WASHINGTON, D.C. – (January 12th, 2024)
Today, the Supreme Court of the United States announced that they would hear the case of Johnson v. Grants Pass. This sets the stage for the most significant Supreme Court case about the rights of homeless people in decades. At its core, this case will decide whether cities are allowed to punish people for things like sleeping outside with a pillow or blanket, even when there are no safe shelter options.
The National Homelessness Law Center fully expects the Supreme Court to protect the rights of people who are forced to live outside and to follow the consistent precedents set by lower federal courts. The Constitution’s protection from Cruel and Unusual punishment applies to all people, not just those fortunate enough to have their own home. In deciding this case, SCOTUS will determine if people who are forced to sleep outside are allowed to do so without the threat of arrest or fines.
Contrary to the statements of those who believe cities can arrest and ticket their way out of homelessness, this case does not limit communities’ response to addressing homelessness. Cities remain free to use any of the many evidence-based approaches that end homelessness, like housing. All this case says is that, unless everybody has access to shelter that meets their needs, they cannot be arrested, ticketed, or otherwise punished for sleeping outside.

#### Source material:
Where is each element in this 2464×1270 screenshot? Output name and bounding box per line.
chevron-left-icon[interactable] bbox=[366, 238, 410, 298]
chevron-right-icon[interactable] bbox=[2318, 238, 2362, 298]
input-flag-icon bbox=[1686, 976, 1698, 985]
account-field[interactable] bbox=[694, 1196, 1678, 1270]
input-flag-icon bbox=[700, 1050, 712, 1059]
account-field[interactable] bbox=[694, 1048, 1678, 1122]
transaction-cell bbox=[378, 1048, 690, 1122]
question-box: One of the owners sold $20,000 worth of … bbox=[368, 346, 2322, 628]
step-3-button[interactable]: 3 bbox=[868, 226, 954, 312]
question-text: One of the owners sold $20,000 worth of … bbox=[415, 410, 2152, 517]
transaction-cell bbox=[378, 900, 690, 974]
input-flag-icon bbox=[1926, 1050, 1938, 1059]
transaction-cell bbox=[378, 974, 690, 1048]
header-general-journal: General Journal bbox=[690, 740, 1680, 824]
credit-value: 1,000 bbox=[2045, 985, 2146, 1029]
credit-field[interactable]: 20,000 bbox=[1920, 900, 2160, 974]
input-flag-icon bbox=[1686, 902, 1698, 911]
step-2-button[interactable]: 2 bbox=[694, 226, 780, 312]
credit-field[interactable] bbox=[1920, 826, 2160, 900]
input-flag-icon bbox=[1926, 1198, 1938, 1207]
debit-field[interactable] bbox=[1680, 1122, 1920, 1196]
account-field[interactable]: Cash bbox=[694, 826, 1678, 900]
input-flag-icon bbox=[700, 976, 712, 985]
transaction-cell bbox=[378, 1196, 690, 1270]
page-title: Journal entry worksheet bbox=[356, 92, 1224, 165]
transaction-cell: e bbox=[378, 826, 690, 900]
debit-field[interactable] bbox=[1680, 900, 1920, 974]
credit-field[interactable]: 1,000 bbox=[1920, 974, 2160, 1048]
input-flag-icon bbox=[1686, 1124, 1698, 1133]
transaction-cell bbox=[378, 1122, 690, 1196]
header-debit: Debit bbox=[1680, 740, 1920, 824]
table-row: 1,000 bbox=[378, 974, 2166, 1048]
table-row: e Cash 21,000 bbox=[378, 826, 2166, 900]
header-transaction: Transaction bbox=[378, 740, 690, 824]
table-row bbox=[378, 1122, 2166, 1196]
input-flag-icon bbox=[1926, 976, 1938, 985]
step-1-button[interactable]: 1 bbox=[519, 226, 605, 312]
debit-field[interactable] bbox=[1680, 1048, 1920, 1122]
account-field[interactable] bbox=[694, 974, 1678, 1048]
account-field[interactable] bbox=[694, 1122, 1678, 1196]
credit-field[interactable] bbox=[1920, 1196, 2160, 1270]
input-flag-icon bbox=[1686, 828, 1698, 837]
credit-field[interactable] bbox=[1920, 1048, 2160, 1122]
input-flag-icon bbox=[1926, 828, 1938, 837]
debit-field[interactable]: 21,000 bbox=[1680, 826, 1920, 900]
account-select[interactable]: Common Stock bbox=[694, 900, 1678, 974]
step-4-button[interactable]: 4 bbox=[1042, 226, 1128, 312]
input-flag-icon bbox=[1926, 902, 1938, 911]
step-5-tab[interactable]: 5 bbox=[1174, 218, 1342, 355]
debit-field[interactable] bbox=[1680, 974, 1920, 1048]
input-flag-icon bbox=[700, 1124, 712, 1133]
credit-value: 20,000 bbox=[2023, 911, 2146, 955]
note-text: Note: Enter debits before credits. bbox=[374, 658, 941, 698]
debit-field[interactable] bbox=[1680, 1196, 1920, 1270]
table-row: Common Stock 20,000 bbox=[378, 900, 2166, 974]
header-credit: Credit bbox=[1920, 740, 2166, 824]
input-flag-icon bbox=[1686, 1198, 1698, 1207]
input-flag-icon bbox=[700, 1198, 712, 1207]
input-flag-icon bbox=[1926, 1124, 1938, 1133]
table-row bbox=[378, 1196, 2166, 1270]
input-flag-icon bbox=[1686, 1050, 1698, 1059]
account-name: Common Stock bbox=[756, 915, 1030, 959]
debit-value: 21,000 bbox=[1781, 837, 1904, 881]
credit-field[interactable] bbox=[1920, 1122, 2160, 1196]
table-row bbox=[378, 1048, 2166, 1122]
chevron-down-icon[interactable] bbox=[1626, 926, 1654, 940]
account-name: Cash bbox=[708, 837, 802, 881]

#### Explore the material:
• A. From the Johnson v. Grants Pass press release, retype everything from "The National Homelessness" down to "arrest or fines.".
• B. Put this sentence from the Johnson v. Grants Pass press release into Spanish: "Cities remain free to use any of the many evidence-based approaches that end homelessness, like housing."
• C. Carry on the Johnson v. Grants Pass press release, picking up after its last sentence.

#### List of answers:
• A.
The National Homelessness Law Center fully expects the Supreme Court to protect the rights of people who are forced to live outside and to follow the consistent precedents set by lower federal courts. The Constitution’s protection from Cruel and Unusual punishment applies to all people, not just those fortunate enough to have their own home. In deciding this case, SCOTUS will determine if people who are forced to sleep outside are allowed to do so without the threat of arrest or fines.

• B. Las ciudades siguen siendo libres de usar cualquiera de los muchos enfoques basados en evidencia que ponen fin al sinhogarismo, como la vivienda.

• C.
If politicians were truly focused on ending homelessness, they would focus on proven solutions like housing and services. Sadly, too many policymakers seem eager to focus on costly, harmful solutions – like jails and fines – that make homelessness worse. Cities that have failed to provide for the basic needs of their residents, like housing and shelter, should not be allowed to punish people when they have no safe place to go.
Homelessness is growing not because cities lack ways to punish people for being poor, but because a growing number of hard-working Americans are struggling to pay rent and make ends meet. Grants Pass, Oregon, like many cities in America, is thousands of housing units short of what is needed. The lack of housing and resulting homelessness will not be solved by putting more people in jail or issuing more fines. The solution to homelessness is safe, decent, and affordable housing for everybody.
Still, not criminalizing homelessness is the bare minimum. The rent is too high for most Americans, and many hard-working families are just one missed paycheck or accident away from losing their housing. The Court’s ruling will have a tremendous impact on the 250,000 people who sleep outside on a given night. We are confident that the court will affirm what we have said for years: the solution to homelessness is housing, not jail cells or courtrooms.